- _OBJECTIVE_
Images should be left out, and everything else in the listing reproduced exactly.

○ ○ ○ ○ ○ ○ ○

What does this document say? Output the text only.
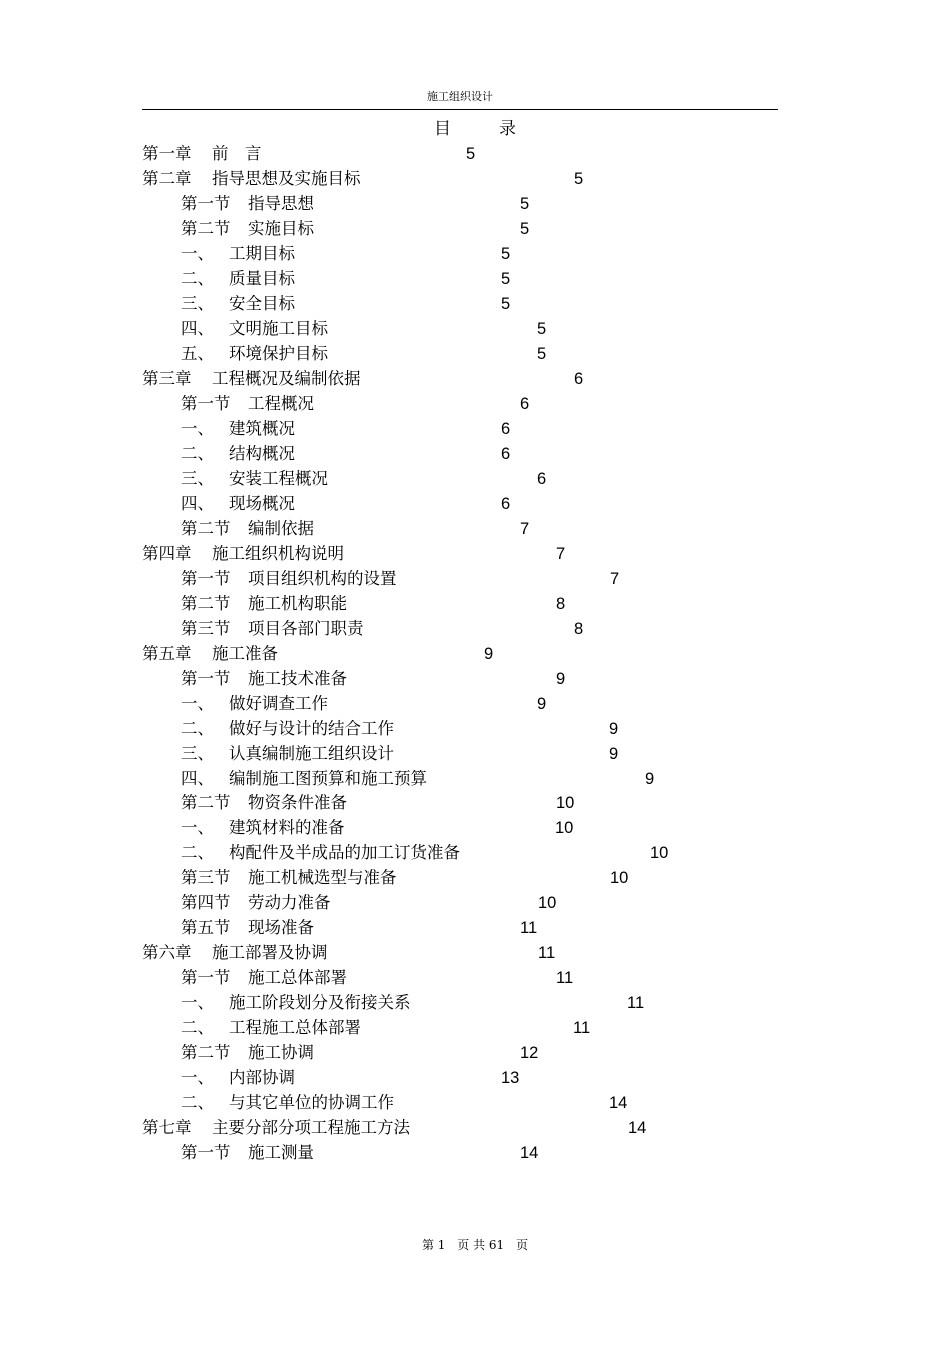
施工组织设计
目	录
第一章 前　言	5
第二章 指导思想及实施目标	5
第一节 指导思想	5
第二节 实施目标	5
一、 工期目标	5
二、 质量目标	5
三、 安全目标	5
四、 文明施工目标	5
五、 环境保护目标	5
第三章 工程概况及编制依据	6
第一节 工程概况	6
一、 建筑概况	6
二、 结构概况	6
三、 安装工程概况	6
四、 现场概况	6
第二节 编制依据	7
第四章 施工组织机构说明	7
第一节 项目组织机构的设置	7
第二节 施工机构职能	8
第三节 项目各部门职责	8
第五章 施工准备	9
第一节 施工技术准备	9
一、 做好调查工作	9
二、 做好与设计的结合工作	9
三、 认真编制施工组织设计	9
四、 编制施工图预算和施工预算	9
第二节 物资条件准备	10
一、 建筑材料的准备	10
二、 构配件及半成品的加工订货准备	10
第三节 施工机械选型与准备	10
第四节 劳动力准备	10
第五节 现场准备	11
第六章 施工部署及协调	11
第一节 施工总体部署	11
一、 施工阶段划分及衔接关系	11
二、 工程施工总体部署	11
第二节 施工协调	12
一、 内部协调	13
二、 与其它单位的协调工作	14
第七章 主要分部分项工程施工方法	14
第一节 施工测量	14
第 1 页 共 61 页
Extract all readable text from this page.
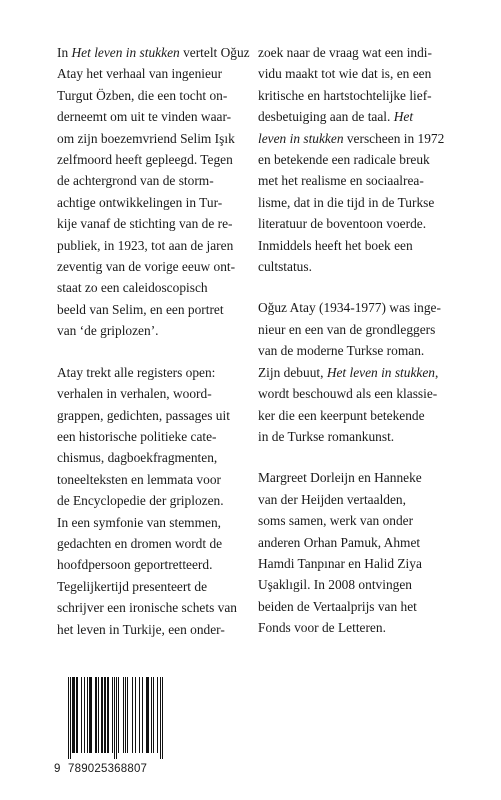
In Het leven in stukken vertelt Oğuz
Atay het verhaal van ingenieur
Turgut Özben, die een tocht on-
derneemt om uit te vinden waar-
om zijn boezemvriend Selim Işık
zelfmoord heeft gepleegd. Tegen
de achtergrond van de storm-
achtige ontwikkelingen in Tur-
kije vanaf de stichting van de re-
publiek, in 1923, tot aan de jaren
zeventig van de vorige eeuw ont-
staat zo een caleidoscopisch
beeld van Selim, en een portret
van ‘de griplozen’.

Atay trekt alle registers open:
verhalen in verhalen, woord-
grappen, gedichten, passages uit
een historische politieke cate-
chismus, dagboekfragmenten,
toneelteksten en lemmata voor
de Encyclopedie der griplozen.
In een symfonie van stemmen,
gedachten en dromen wordt de
hoofdpersoon geportretteerd.
Tegelijkertijd presenteert de
schrijver een ironische schets van
het leven in Turkije, een onder-

zoek naar de vraag wat een indi-
vidu maakt tot wie dat is, en een
kritische en hartstochtelijke lief-
desbetuiging aan de taal. Het
leven in stukken verscheen in 1972
en betekende een radicale breuk
met het realisme en sociaalrea-
lisme, dat in die tijd in de Turkse
literatuur de boventoon voerde.
Inmiddels heeft het boek een
cultstatus.

Oğuz Atay (1934-1977) was inge-
nieur en een van de grondleggers
van de moderne Turkse roman.
Zijn debuut, Het leven in stukken,
wordt beschouwd als een klassie-
ker die een keerpunt betekende
in de Turkse romankunst.

Margreet Dorleijn en Hanneke
van der Heijden vertaalden,
soms samen, werk van onder
anderen Orhan Pamuk, Ahmet
Hamdi Tanpınar en Halid Ziya
Uşaklıgil. In 2008 ontvingen
beiden de Vertaalprijs van het
Fonds voor de Letteren.

9 789025368807
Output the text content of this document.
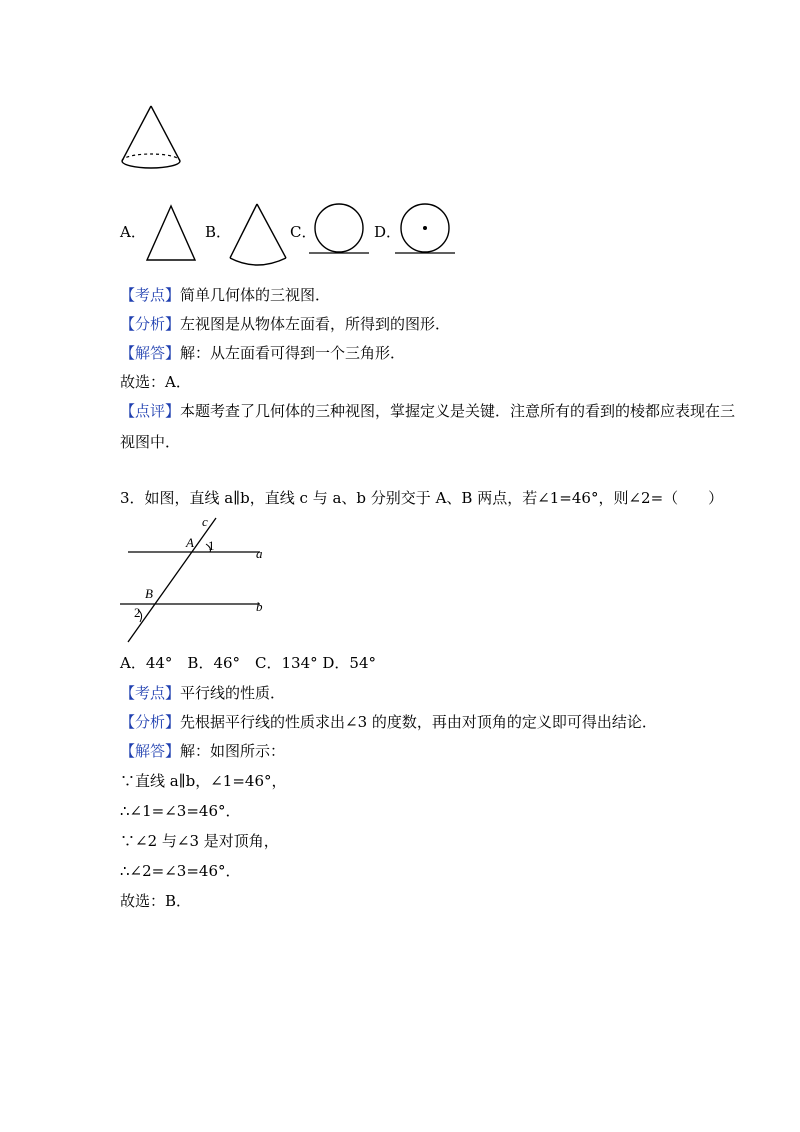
A．	B．	C．	D．
【考点】简单几何体的三视图．
【分析】左视图是从物体左面看，所得到的图形．
【解答】解：从左面看可得到一个三角形．
故选：A．
【点评】本题考查了几何体的三种视图，掌握定义是关键．注意所有的看到的棱都应表现在三
视图中．
3．如图，直线 a∥b，直线 c 与 a、b 分别交于 A、B 两点，若∠1=46°，则∠2=（　　）
c
A 1
a
B
2	b
A．44°　B．46°　C．134° D．54°
【考点】平行线的性质．
【分析】先根据平行线的性质求出∠3 的度数，再由对顶角的定义即可得出结论．
【解答】解：如图所示：
∵直线 a∥b，∠1=46°，
∴∠1=∠3=46°．
∵∠2 与∠3 是对顶角，
∴∠2=∠3=46°．
故选：B．
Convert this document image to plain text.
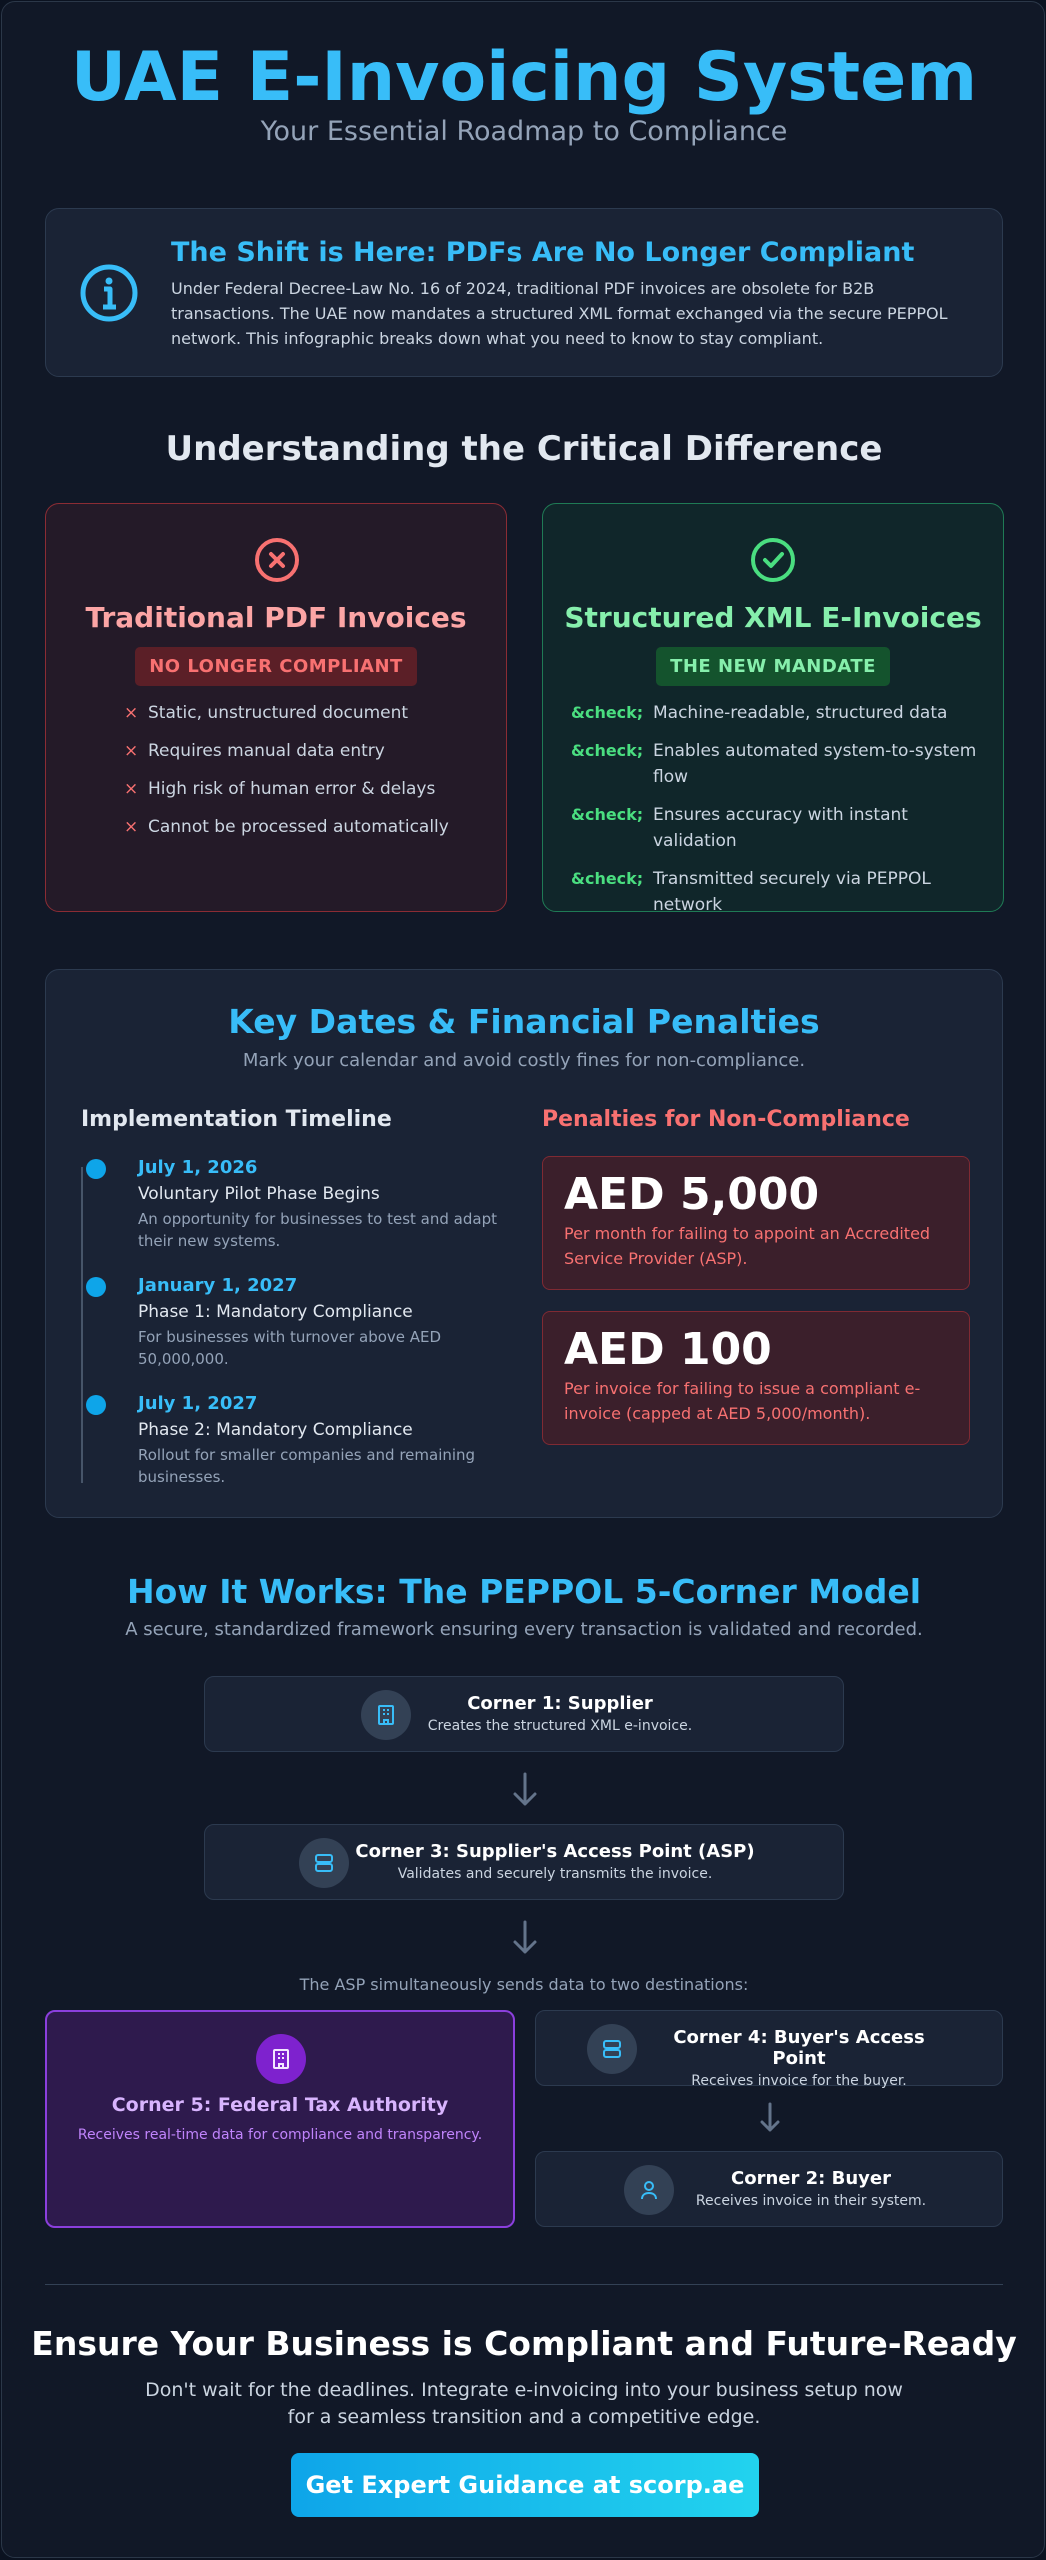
UAE E-Invoicing System
Your Essential Roadmap to Compliance
The Shift is Here: PDFs Are No Longer Compliant
Under Federal Decree-Law No. 16 of 2024, traditional PDF invoices are obsolete for B2B transactions. The UAE now mandates a structured XML format exchanged via the secure PEPPOL network. This infographic breaks down what you need to know to stay compliant.
Understanding the Critical Difference
Traditional PDF Invoices
NO LONGER COMPLIANT
× Static, unstructured document
× Requires manual data entry
× High risk of human error & delays
× Cannot be processed automatically
Structured XML E-Invoices
THE NEW MANDATE
&check; Machine-readable, structured data
&check; Enables automated system-to-system flow
&check; Ensures accuracy with instant validation
&check; Transmitted securely via PEPPOL network
Key Dates & Financial Penalties
Mark your calendar and avoid costly fines for non-compliance.
Implementation Timeline
July 1, 2026
Voluntary Pilot Phase Begins
An opportunity for businesses to test and adapt their new systems.
January 1, 2027
Phase 1: Mandatory Compliance
For businesses with turnover above AED 50,000,000.
July 1, 2027
Phase 2: Mandatory Compliance
Rollout for smaller companies and remaining businesses.
Penalties for Non-Compliance
AED 5,000
Per month for failing to appoint an Accredited Service Provider (ASP).
AED 100
Per invoice for failing to issue a compliant e-invoice (capped at AED 5,000/month).
How It Works: The PEPPOL 5-Corner Model
A secure, standardized framework ensuring every transaction is validated and recorded.
Corner 1: Supplier
Creates the structured XML e-invoice.
Corner 3: Supplier's Access Point (ASP)
Validates and securely transmits the invoice.
The ASP simultaneously sends data to two destinations:
Corner 5: Federal Tax Authority
Receives real-time data for compliance and transparency.
Corner 4: Buyer's Access Point
Receives invoice for the buyer.
Corner 2: Buyer
Receives invoice in their system.
Ensure Your Business is Compliant and Future-Ready
Don't wait for the deadlines. Integrate e-invoicing into your business setup now for a seamless transition and a competitive edge.
Get Expert Guidance at scorp.ae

○ ○ ○ ○ ○ ○ ○

- _FULL SOLUTION_
What does this document say? Output the text only.
施工组织设计
目	录
第一章 前　言	5
第二章 指导思想及实施目标	5
第一节 指导思想	5
第二节 实施目标	5
一、 工期目标	5
二、 质量目标	5
三、 安全目标	5
四、 文明施工目标	5
五、 环境保护目标	5
第三章 工程概况及编制依据	6
第一节 工程概况	6
一、 建筑概况	6
二、 结构概况	6
三、 安装工程概况	6
四、 现场概况	6
第二节 编制依据	7
第四章 施工组织机构说明	7
第一节 项目组织机构的设置	7
第二节 施工机构职能	8
第三节 项目各部门职责	8
第五章 施工准备	9
第一节 施工技术准备	9
一、 做好调查工作	9
二、 做好与设计的结合工作	9
三、 认真编制施工组织设计	9
四、 编制施工图预算和施工预算	9
第二节 物资条件准备	10
一、 建筑材料的准备	10
二、 构配件及半成品的加工订货准备	10
第三节 施工机械选型与准备	10
第四节 劳动力准备	10
第五节 现场准备	11
第六章 施工部署及协调	11
第一节 施工总体部署	11
一、 施工阶段划分及衔接关系	11
二、 工程施工总体部署	11
第二节 施工协调	12
一、 内部协调	13
二、 与其它单位的协调工作	14
第七章 主要分部分项工程施工方法	14
第一节 施工测量	14
第 1 页 共 61 页
Extract all readable text from this page.
In Het leven in stukken vertelt Oğuz
Atay het verhaal van ingenieur
Turgut Özben, die een tocht on-
derneemt om uit te vinden waar-
om zijn boezemvriend Selim Işık
zelfmoord heeft gepleegd. Tegen
de achtergrond van de storm-
achtige ontwikkelingen in Tur-
kije vanaf de stichting van de re-
publiek, in 1923, tot aan de jaren
zeventig van de vorige eeuw ont-
staat zo een caleidoscopisch
beeld van Selim, en een portret
van ‘de griplozen’.

Atay trekt alle registers open:
verhalen in verhalen, woord-
grappen, gedichten, passages uit
een historische politieke cate-
chismus, dagboekfragmenten,
toneelteksten en lemmata voor
de Encyclopedie der griplozen.
In een symfonie van stemmen,
gedachten en dromen wordt de
hoofdpersoon geportretteerd.
Tegelijkertijd presenteert de
schrijver een ironische schets van
het leven in Turkije, een onder-

zoek naar de vraag wat een indi-
vidu maakt tot wie dat is, en een
kritische en hartstochtelijke lief-
desbetuiging aan de taal. Het
leven in stukken verscheen in 1972
en betekende een radicale breuk
met het realisme en sociaalrea-
lisme, dat in die tijd in de Turkse
literatuur de boventoon voerde.
Inmiddels heeft het boek een
cultstatus.

Oğuz Atay (1934-1977) was inge-
nieur en een van de grondleggers
van de moderne Turkse roman.
Zijn debuut, Het leven in stukken,
wordt beschouwd als een klassie-
ker die een keerpunt betekende
in de Turkse romankunst.

Margreet Dorleijn en Hanneke
van der Heijden vertaalden,
soms samen, werk van onder
anderen Orhan Pamuk, Ahmet
Hamdi Tanpınar en Halid Ziya
Uşaklıgil. In 2008 ontvingen
beiden de Vertaalprijs van het
Fonds voor de Letteren.

9 789025368807
Output the text content of this document.
A．	B．	C．	D．
【考点】简单几何体的三视图．
【分析】左视图是从物体左面看，所得到的图形．
【解答】解：从左面看可得到一个三角形．
故选：A．
【点评】本题考查了几何体的三种视图，掌握定义是关键．注意所有的看到的棱都应表现在三
视图中．
3．如图，直线 a∥b，直线 c 与 a、b 分别交于 A、B 两点，若∠1=46°，则∠2=（　　）
c
A 1
a
B
2	b
A．44°　B．46°　C．134° D．54°
【考点】平行线的性质．
【分析】先根据平行线的性质求出∠3 的度数，再由对顶角的定义即可得出结论．
【解答】解：如图所示：
∵直线 a∥b，∠1=46°，
∴∠1=∠3=46°．
∵∠2 与∠3 是对顶角，
∴∠2=∠3=46°．
故选：B．
Convert this document image to plain text.
UAE E-Invoicing System
Your Essential Roadmap to Compliance
The Shift is Here: PDFs Are No Longer Compliant
Under Federal Decree-Law No. 16 of 2024, traditional PDF invoices are obsolete for B2B transactions. The UAE now mandates a structured XML format exchanged via the secure PEPPOL network. This infographic breaks down what you need to know to stay compliant.
Understanding the Critical Difference
Traditional PDF Invoices
NO LONGER COMPLIANT
× Static, unstructured document
× Requires manual data entry
× High risk of human error & delays
× Cannot be processed automatically
Structured XML E-Invoices
THE NEW MANDATE
&check; Machine-readable, structured data
&check; Enables automated system-to-system flow
&check; Ensures accuracy with instant validation
&check; Transmitted securely via PEPPOL network
Key Dates & Financial Penalties
Mark your calendar and avoid costly fines for non-compliance.
Implementation Timeline
July 1, 2026
Voluntary Pilot Phase Begins
An opportunity for businesses to test and adapt their new systems.
January 1, 2027
Phase 1: Mandatory Compliance
For businesses with turnover above AED 50,000,000.
July 1, 2027
Phase 2: Mandatory Compliance
Rollout for smaller companies and remaining businesses.
Penalties for Non-Compliance
AED 5,000
Per month for failing to appoint an Accredited Service Provider (ASP).
AED 100
Per invoice for failing to issue a compliant e-invoice (capped at AED 5,000/month).
How It Works: The PEPPOL 5-Corner Model
A secure, standardized framework ensuring every transaction is validated and recorded.
Corner 1: Supplier
Creates the structured XML e-invoice.
Corner 3: Supplier's Access Point (ASP)
Validates and securely transmits the invoice.
The ASP simultaneously sends data to two destinations:
Corner 5: Federal Tax Authority
Receives real-time data for compliance and transparency.
Corner 4: Buyer's Access Point
Receives invoice for the buyer.
Corner 2: Buyer
Receives invoice in their system.
Ensure Your Business is Compliant and Future-Ready
Don't wait for the deadlines. Integrate e-invoicing into your business setup now for a seamless transition and a competitive edge.
Get Expert Guidance at scorp.ae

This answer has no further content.